- [EXERCISE OBJECTIVE]
Determine which lines of the records include the word "Guvern", and copy them.

- [DATASET ROWS]
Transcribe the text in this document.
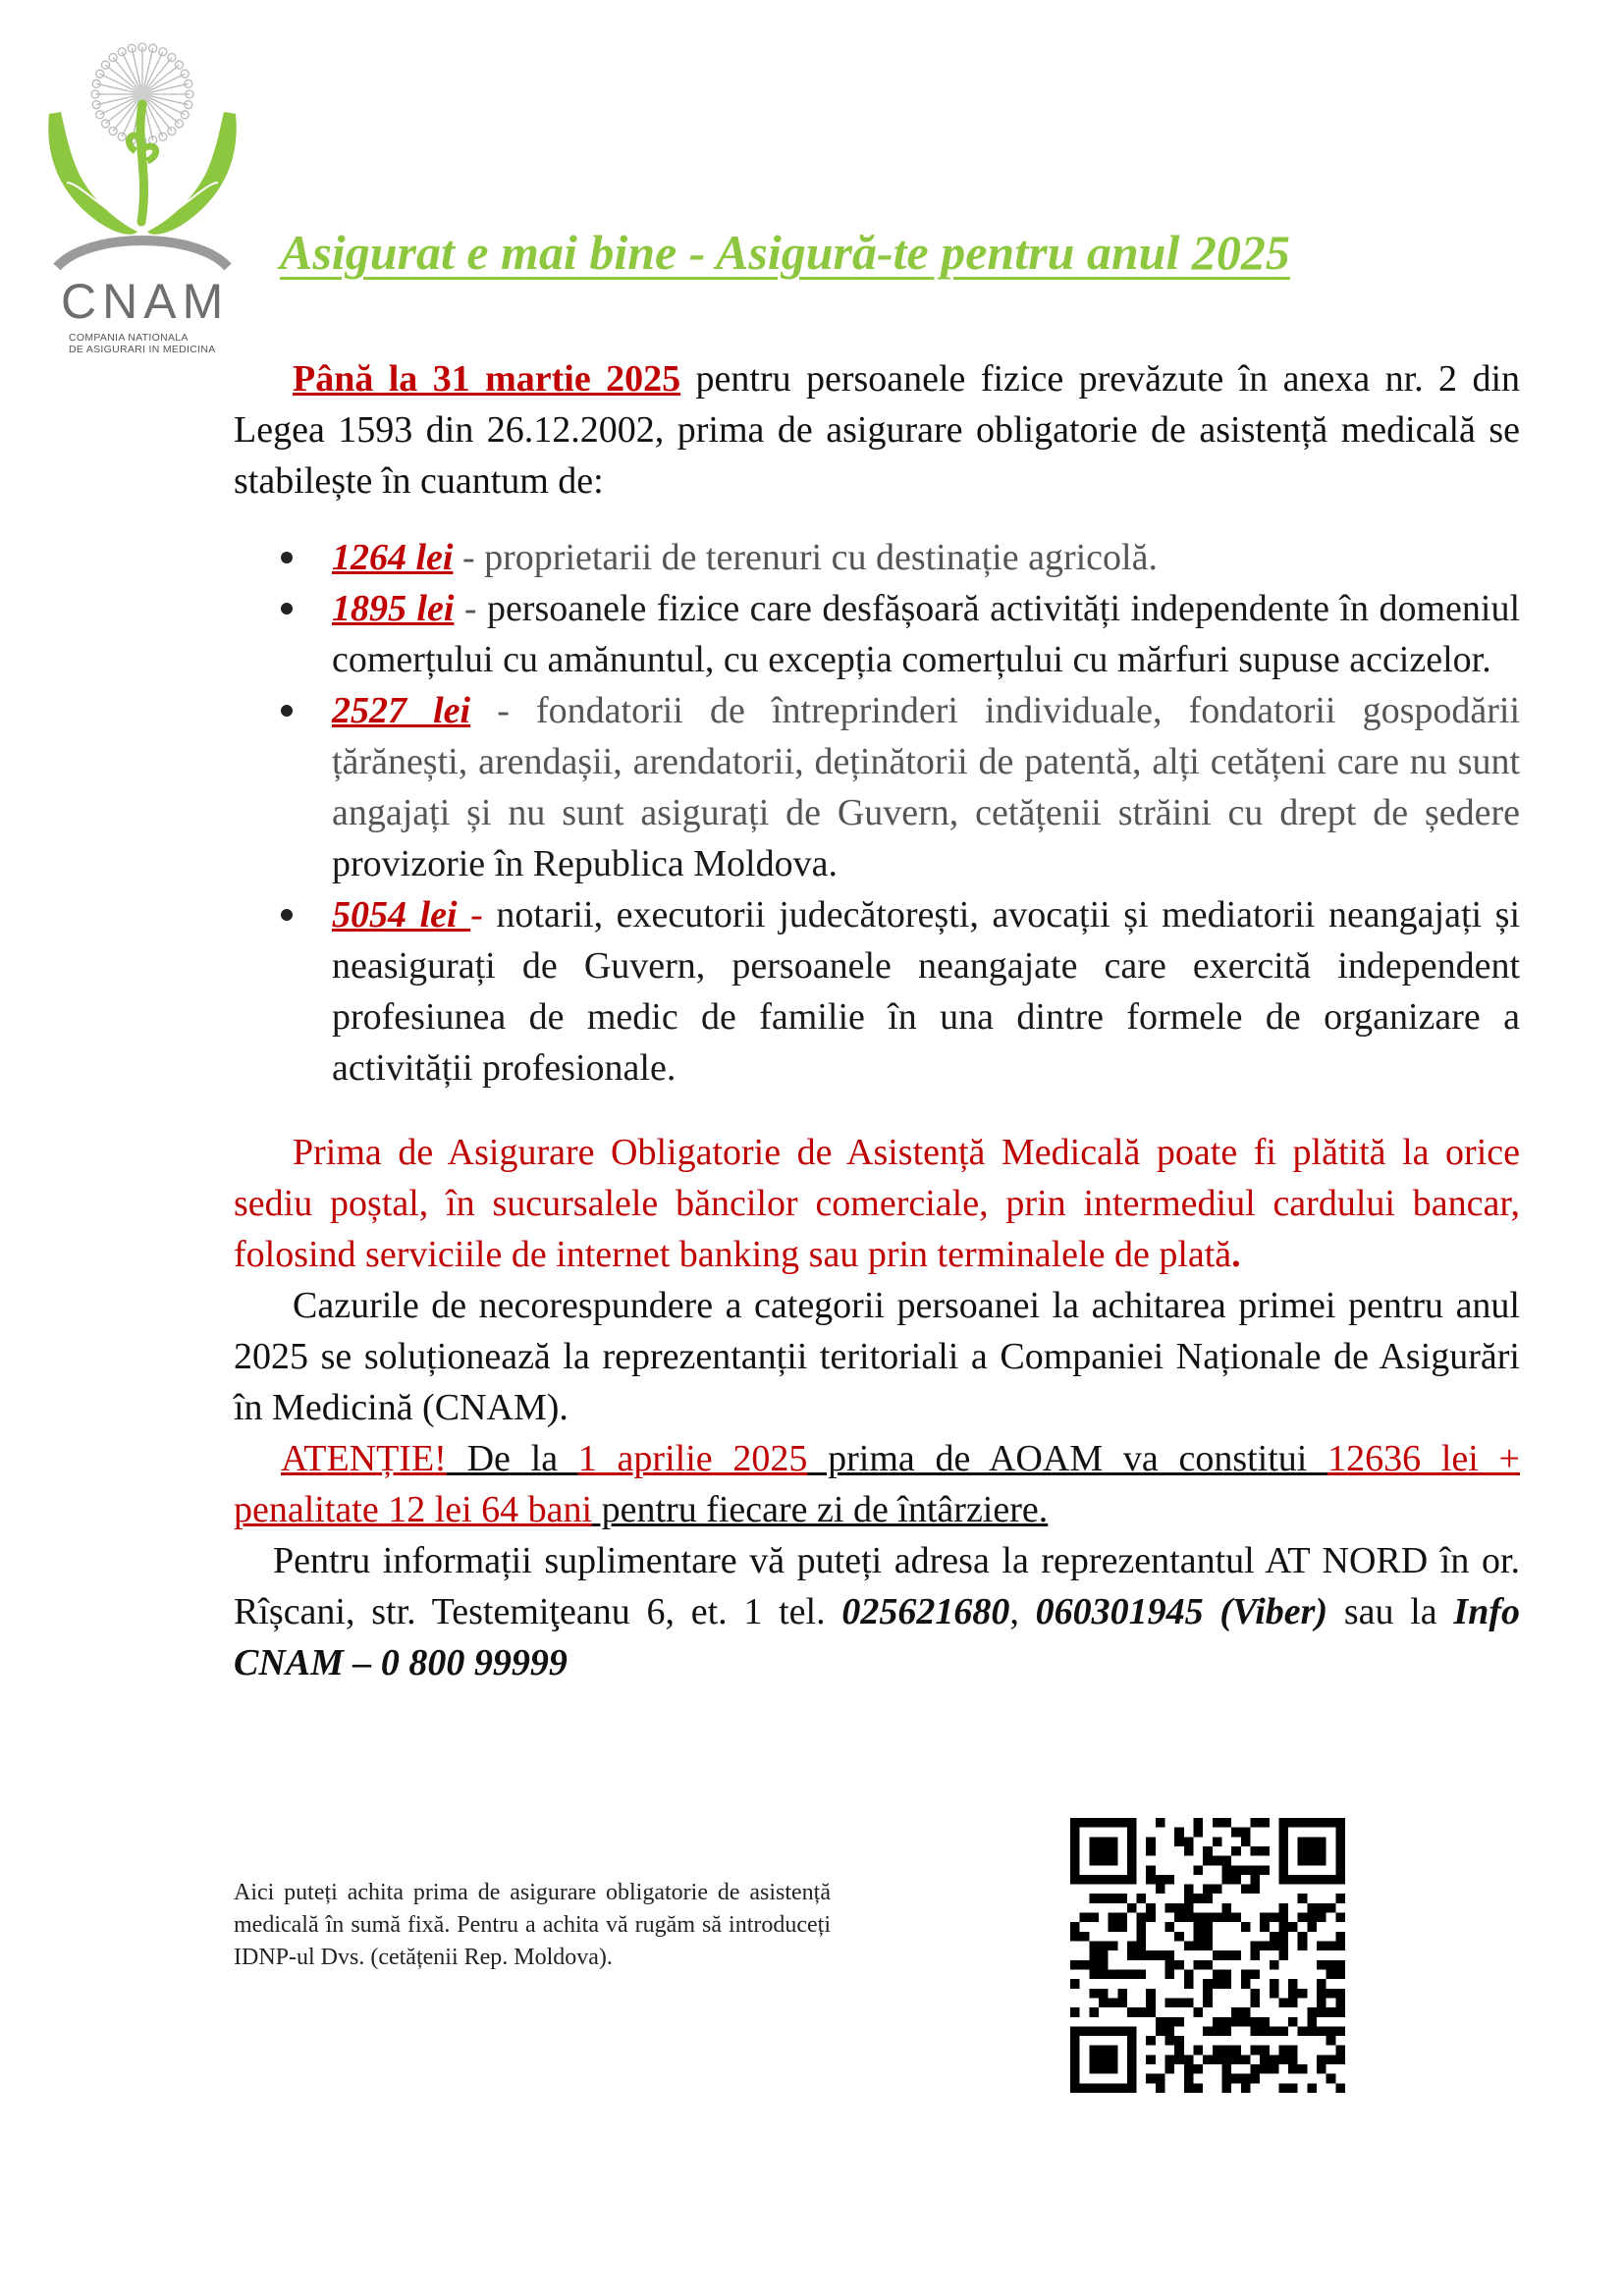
CNAM
COMPANIA NATIONALA
DE ASIGURARI IN MEDICINA
Asigurat e mai bine - Asigură-te pentru anul 2025

Până la 31 martie 2025 pentru persoanele fizice prevăzute în anexa nr. 2 din Legea 1593 din 26.12.2002, prima de asigurare obligatorie de asistență medicală se stabilește în cuantum de:

1264 lei - proprietarii de terenuri cu destinație agricolă.
1895 lei - persoanele fizice care desfășoară activități independente în domeniul comerțului cu amănuntul, cu excepția comerțului cu mărfuri supuse accizelor.
2527 lei - fondatorii de întreprinderi individuale, fondatorii gospodării țărănești, arendașii, arendatorii, deținătorii de patentă, alți cetățeni care nu sunt angajați și nu sunt asigurați de Guvern, cetățenii străini cu drept de ședere provizorie în Republica Moldova.
5054 lei - notarii, executorii judecătorești, avocații și mediatorii neangajați și neasigurați de Guvern, persoanele neangajate care exercită independent profesiunea de medic de familie în una dintre formele de organizare a activității profesionale.

Prima de Asigurare Obligatorie de Asistență Medicală poate fi plătită la orice sediu poștal, în sucursalele băncilor comerciale, prin intermediul cardului bancar, folosind serviciile de internet banking sau prin terminalele de plată.

Cazurile de necorespundere a categorii persoanei la achitarea primei pentru anul 2025 se soluționează la reprezentanții teritoriali a Companiei Naționale de Asigurări în Medicină (CNAM).

ATENȚIE! De la 1 aprilie 2025 prima de AOAM va constitui 12636 lei + penalitate 12 lei 64 bani pentru fiecare zi de întârziere.

Pentru informații suplimentare vă puteți adresa la reprezentantul AT NORD în or. Rîșcani, str. Testemiţeanu 6, et. 1 tel. 025621680, 060301945 (Viber) sau la Info CNAM – 0 800 99999

Aici puteți achita prima de asigurare obligatorie de asistență medicală în sumă fixă. Pentru a achita vă rugăm să introduceți IDNP-ul Dvs. (cetățenii Rep. Moldova).
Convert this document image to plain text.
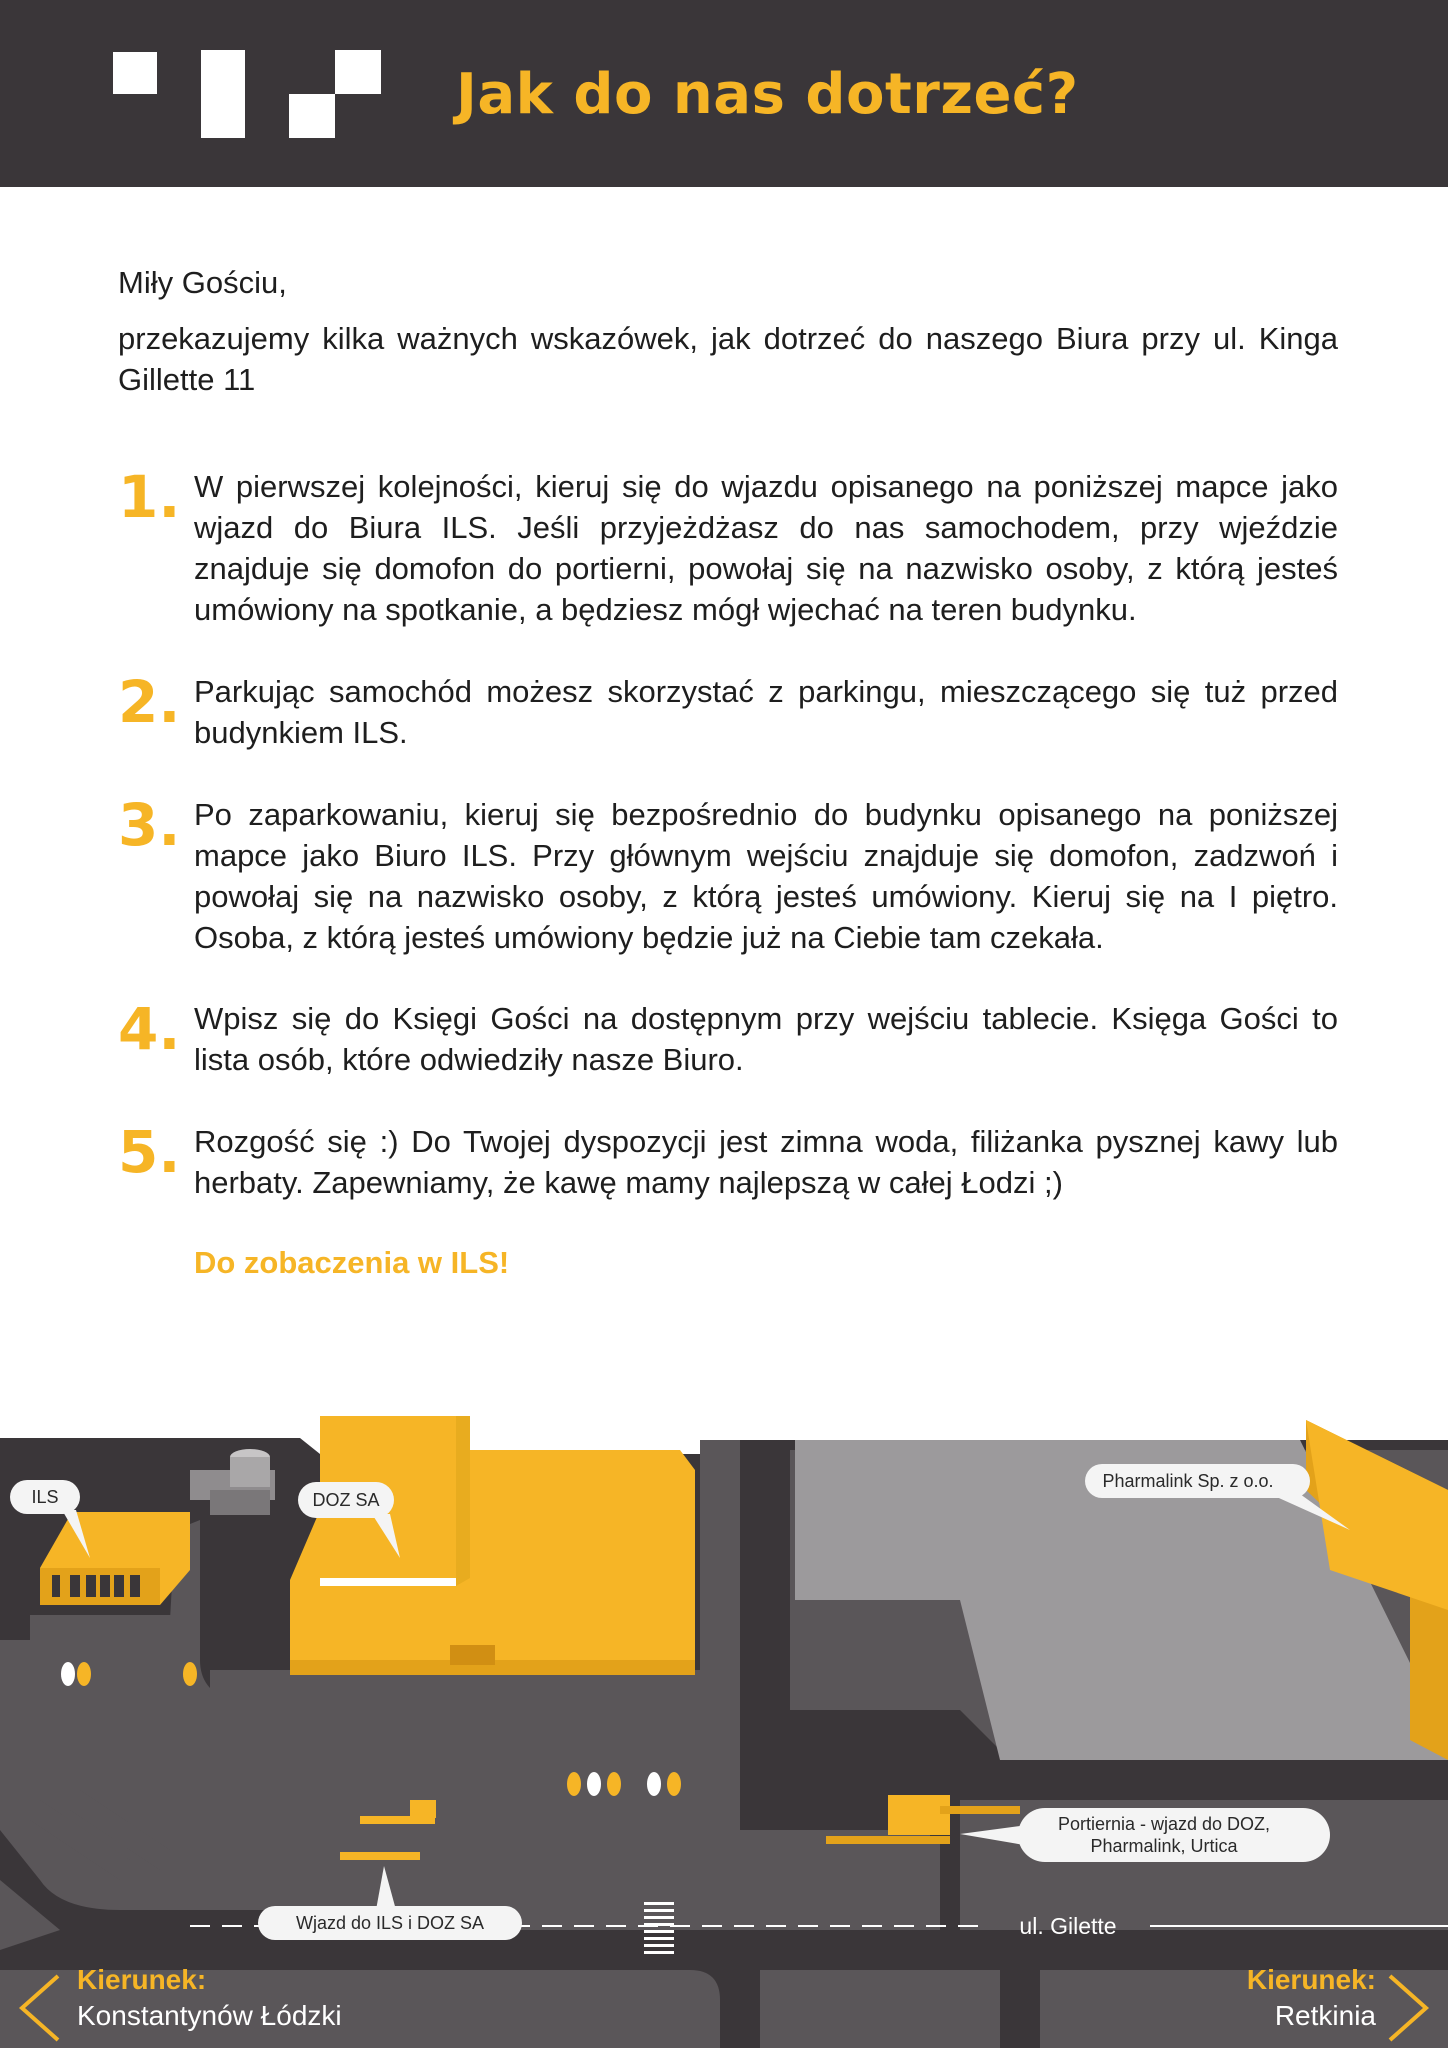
Jak do nas dotrzeć?
Miły Gościu,
przekazujemy kilka ważnych wskazówek, jak dotrzeć do naszego Biura przy ul. Kinga Gillette 11
1. W pierwszej kolejności, kieruj się do wjazdu opisanego na poniższej mapce jako wjazd do Biura ILS. Jeśli przyjeżdżasz do nas samochodem, przy wjeździe znajduje się domofon do portierni, powołaj się na nazwisko osoby, z którą jesteś umówiony na spotkanie, a będziesz mógł wjechać na teren budynku.
2. Parkując samochód możesz skorzystać z parkingu, mieszczącego się tuż przed budynkiem ILS.
3. Po zaparkowaniu, kieruj się bezpośrednio do budynku opisanego na poniższej mapce jako Biuro ILS. Przy głównym wejściu znajduje się domofon, zadzwoń i powołaj się na nazwisko osoby, z którą jesteś umówiony. Kieruj się na I piętro. Osoba, z którą jesteś umówiony będzie już na Ciebie tam czekała.
4. Wpisz się do Księgi Gości na dostępnym przy wejściu tablecie. Księga Gości to lista osób, które odwiedziły nasze Biuro.
5. Rozgość się :) Do Twojej dyspozycji jest zimna woda, filiżanka pysznej kawy lub herbaty. Zapewniamy, że kawę mamy najlepszą w całej Łodzi ;)
Do zobaczenia w ILS!
ILS	DOZ SA
Pharmalink Sp. z o.o.
Portiernia - wjazd do DOZ,
Pharmalink, Urtica
Wjazd do ILS i DOZ SA	ul. Gilette
Kierunek:
Konstantynów Łódzki
Kierunek:
Retkinia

- [RESPONSE TO THE TASK]
2527 lei - fondatorii de întreprinderi individuale, fondatorii gospodării țărănești, arendașii, arendatorii, deținătorii de patentă, alți cetățeni care nu sunt angajați și nu sunt asigurați de Guvern, cetățenii străini cu drept de ședere provizorie în Republica Moldova.
5054 lei - notarii, executorii judecătorești, avocații și mediatorii neangajați și neasigurați de Guvern, persoanele neangajate care exercită independent profesiunea de medic de familie în una dintre formele de organizare a activității profesionale.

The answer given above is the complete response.